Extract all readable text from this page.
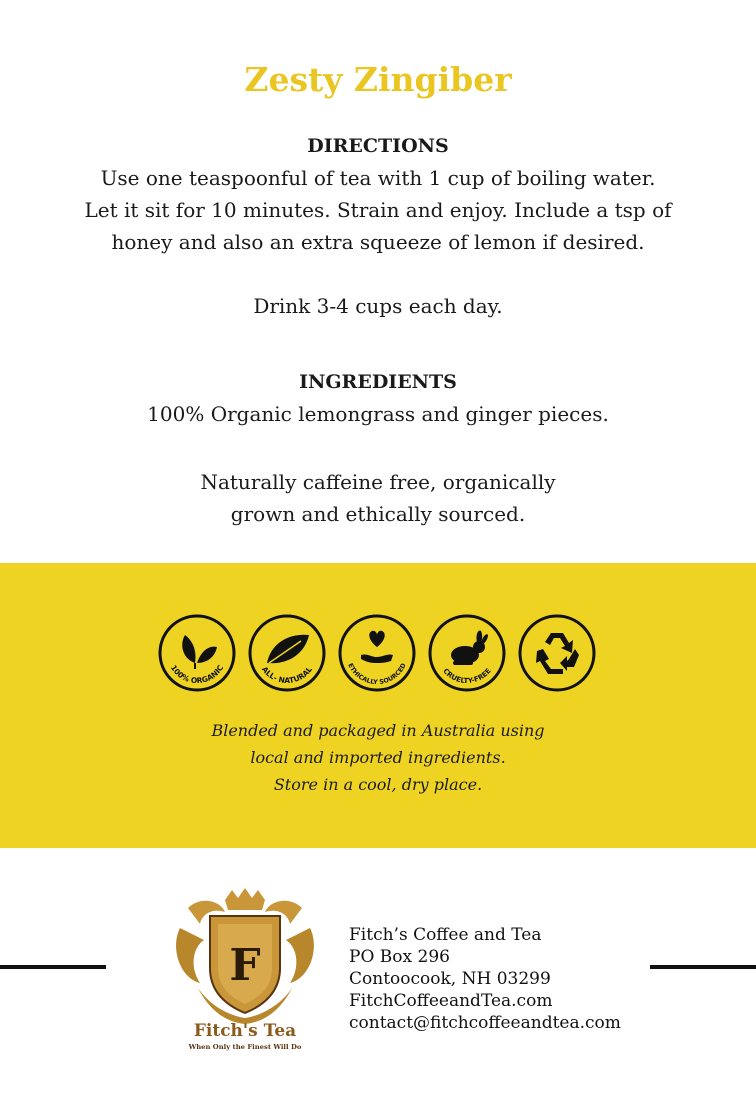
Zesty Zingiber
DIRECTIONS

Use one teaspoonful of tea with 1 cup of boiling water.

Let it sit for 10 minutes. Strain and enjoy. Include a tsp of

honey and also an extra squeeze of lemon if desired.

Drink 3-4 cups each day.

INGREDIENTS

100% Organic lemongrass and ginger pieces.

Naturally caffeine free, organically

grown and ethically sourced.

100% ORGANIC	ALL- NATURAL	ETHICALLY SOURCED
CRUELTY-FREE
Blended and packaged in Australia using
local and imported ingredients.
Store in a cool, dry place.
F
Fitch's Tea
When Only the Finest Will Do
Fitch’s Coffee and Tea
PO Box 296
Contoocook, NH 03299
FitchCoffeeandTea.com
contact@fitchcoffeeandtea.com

***

• TASK BRIEF:
Write out the entries again, exactly as given, skipping any images.

• FINAL ANSWER:
Extract all readable text from this page.
Zesty Zingiber
DIRECTIONS

Use one teaspoonful of tea with 1 cup of boiling water.

Let it sit for 10 minutes. Strain and enjoy. Include a tsp of

honey and also an extra squeeze of lemon if desired.

Drink 3-4 cups each day.

INGREDIENTS

100% Organic lemongrass and ginger pieces.

Naturally caffeine free, organically

grown and ethically sourced.

100% ORGANIC	ALL- NATURAL	ETHICALLY SOURCED
CRUELTY-FREE
Blended and packaged in Australia using
local and imported ingredients.
Store in a cool, dry place.
F
Fitch's Tea
When Only the Finest Will Do
Fitch’s Coffee and Tea
PO Box 296
Contoocook, NH 03299
FitchCoffeeandTea.com
contact@fitchcoffeeandtea.com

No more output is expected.